** begin DATA **

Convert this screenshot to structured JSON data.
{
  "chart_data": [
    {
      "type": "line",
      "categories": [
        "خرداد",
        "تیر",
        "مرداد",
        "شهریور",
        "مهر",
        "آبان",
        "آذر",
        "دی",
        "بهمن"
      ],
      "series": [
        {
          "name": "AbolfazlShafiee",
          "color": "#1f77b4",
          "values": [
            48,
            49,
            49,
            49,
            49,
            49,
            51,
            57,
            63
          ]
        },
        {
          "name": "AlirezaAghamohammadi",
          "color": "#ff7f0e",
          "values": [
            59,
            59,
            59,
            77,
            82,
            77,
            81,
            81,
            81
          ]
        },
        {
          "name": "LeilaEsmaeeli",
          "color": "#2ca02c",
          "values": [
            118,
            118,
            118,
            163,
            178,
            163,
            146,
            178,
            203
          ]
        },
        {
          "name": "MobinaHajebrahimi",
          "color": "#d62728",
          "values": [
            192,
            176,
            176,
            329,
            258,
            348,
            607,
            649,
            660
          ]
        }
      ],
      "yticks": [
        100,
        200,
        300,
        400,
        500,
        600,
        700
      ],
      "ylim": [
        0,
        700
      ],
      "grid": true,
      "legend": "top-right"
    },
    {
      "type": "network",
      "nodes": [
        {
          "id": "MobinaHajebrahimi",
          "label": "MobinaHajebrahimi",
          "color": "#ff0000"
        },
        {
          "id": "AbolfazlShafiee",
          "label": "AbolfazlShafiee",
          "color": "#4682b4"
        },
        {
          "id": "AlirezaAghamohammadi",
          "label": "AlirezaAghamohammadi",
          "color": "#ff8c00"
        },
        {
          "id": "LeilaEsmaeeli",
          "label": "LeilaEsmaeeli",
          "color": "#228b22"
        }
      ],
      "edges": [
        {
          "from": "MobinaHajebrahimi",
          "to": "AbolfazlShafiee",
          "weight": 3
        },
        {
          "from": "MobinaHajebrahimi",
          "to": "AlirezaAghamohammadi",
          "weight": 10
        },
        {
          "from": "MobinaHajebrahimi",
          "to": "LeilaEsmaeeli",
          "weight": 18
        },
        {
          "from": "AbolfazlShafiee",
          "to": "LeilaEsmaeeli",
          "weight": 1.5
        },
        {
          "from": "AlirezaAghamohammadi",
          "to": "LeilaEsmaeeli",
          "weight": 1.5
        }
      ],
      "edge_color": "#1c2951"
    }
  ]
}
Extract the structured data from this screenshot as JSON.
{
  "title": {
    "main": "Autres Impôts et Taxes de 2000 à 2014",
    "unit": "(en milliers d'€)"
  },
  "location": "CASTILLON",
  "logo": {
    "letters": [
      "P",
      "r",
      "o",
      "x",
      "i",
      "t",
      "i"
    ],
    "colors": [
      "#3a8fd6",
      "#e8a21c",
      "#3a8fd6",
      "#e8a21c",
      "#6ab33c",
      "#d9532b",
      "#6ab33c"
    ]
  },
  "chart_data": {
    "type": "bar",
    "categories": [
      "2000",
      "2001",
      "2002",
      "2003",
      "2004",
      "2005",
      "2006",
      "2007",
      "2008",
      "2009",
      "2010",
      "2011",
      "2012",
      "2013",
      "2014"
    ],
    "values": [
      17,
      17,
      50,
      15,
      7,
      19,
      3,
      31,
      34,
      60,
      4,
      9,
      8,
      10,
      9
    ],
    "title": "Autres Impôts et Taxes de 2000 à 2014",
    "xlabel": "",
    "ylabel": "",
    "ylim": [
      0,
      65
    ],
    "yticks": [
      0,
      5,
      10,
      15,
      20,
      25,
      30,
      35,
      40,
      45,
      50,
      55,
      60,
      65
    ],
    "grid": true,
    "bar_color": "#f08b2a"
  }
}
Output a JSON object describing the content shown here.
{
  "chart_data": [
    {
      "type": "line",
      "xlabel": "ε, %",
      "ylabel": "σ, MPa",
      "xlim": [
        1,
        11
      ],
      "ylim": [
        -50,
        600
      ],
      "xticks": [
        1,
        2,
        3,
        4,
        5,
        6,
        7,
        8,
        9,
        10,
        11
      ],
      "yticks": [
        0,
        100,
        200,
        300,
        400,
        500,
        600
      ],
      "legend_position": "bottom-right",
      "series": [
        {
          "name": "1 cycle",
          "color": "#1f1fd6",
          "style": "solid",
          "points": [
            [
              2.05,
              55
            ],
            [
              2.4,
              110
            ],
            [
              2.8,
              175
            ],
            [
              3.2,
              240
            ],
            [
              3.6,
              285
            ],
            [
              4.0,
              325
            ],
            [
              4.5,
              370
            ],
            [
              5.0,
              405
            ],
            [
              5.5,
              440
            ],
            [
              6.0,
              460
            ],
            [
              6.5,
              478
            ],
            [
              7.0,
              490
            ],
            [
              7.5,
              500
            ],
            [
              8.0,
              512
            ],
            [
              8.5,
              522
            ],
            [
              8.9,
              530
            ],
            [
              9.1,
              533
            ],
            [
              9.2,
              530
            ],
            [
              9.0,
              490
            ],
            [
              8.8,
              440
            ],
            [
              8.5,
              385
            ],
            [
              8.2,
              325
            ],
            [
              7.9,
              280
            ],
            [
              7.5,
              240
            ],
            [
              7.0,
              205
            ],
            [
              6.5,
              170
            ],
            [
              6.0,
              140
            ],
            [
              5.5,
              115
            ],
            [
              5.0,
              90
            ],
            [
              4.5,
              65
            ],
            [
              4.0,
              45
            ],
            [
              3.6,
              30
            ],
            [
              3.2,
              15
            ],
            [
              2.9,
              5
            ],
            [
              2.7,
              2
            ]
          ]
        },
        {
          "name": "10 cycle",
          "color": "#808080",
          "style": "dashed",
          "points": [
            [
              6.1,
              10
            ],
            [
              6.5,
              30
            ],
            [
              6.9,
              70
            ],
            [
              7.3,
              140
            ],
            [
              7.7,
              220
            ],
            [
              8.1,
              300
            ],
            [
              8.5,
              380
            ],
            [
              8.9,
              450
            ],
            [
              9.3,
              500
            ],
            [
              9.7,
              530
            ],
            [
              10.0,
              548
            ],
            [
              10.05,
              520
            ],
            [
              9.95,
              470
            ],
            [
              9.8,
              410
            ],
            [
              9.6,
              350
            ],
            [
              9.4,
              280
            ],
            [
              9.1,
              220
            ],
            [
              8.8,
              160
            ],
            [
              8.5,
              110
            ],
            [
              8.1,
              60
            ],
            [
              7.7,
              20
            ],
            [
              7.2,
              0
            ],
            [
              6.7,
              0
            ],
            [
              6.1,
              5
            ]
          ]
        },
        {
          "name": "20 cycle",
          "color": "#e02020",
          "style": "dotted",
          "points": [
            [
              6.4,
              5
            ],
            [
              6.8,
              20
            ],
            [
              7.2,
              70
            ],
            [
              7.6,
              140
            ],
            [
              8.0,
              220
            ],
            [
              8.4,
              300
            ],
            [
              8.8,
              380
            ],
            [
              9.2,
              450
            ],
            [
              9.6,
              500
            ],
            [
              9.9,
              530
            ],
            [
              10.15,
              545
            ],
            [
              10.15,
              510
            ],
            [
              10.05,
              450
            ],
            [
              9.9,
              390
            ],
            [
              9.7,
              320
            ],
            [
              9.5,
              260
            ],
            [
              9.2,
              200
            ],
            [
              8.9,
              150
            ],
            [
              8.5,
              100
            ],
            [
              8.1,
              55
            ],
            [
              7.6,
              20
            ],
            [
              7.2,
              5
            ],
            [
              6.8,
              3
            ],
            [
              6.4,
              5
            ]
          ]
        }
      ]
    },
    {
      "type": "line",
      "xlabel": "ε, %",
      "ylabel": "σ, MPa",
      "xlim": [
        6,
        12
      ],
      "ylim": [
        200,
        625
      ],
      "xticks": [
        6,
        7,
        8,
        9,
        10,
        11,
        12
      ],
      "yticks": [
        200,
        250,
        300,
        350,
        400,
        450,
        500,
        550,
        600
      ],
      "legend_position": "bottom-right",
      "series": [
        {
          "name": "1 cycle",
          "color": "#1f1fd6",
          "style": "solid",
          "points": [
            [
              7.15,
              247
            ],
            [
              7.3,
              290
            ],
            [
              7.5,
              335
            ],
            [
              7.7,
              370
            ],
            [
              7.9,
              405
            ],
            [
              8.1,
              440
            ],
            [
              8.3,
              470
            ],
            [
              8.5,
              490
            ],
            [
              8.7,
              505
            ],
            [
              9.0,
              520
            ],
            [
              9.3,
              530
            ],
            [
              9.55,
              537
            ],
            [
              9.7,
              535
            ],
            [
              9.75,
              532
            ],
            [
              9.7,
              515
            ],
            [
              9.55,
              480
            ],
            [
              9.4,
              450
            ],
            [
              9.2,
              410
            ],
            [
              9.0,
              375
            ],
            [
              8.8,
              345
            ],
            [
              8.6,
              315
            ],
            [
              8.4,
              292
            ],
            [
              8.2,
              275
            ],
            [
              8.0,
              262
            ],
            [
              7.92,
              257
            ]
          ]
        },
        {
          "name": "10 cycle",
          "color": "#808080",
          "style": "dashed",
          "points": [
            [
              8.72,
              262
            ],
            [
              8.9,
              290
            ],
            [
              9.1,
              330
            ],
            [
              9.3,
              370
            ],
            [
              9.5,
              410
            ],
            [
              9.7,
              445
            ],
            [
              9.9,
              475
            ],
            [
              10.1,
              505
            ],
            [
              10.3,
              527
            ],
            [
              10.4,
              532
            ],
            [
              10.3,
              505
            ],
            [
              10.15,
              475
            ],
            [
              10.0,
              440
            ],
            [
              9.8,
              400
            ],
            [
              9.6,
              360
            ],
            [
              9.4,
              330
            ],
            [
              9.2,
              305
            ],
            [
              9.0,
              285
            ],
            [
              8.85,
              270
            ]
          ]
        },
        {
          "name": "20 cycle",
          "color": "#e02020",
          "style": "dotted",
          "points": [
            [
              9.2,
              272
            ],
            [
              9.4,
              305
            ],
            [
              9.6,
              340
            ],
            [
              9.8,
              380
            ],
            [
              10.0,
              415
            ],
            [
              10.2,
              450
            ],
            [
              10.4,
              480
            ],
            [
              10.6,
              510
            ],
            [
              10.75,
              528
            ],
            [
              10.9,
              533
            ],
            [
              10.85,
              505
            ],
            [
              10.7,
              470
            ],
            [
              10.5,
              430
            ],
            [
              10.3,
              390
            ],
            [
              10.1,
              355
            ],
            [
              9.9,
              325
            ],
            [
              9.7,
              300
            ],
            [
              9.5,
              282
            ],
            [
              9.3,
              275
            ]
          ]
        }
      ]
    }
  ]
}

** end DATA **

**EXERCISE PROMPT**:
Go through the listing above and return every line where the word "screenshot" occurs.

**RESPONSE TO THIS EXERCISE**:
Convert this screenshot to structured JSON data.
Extract the structured data from this screenshot as JSON.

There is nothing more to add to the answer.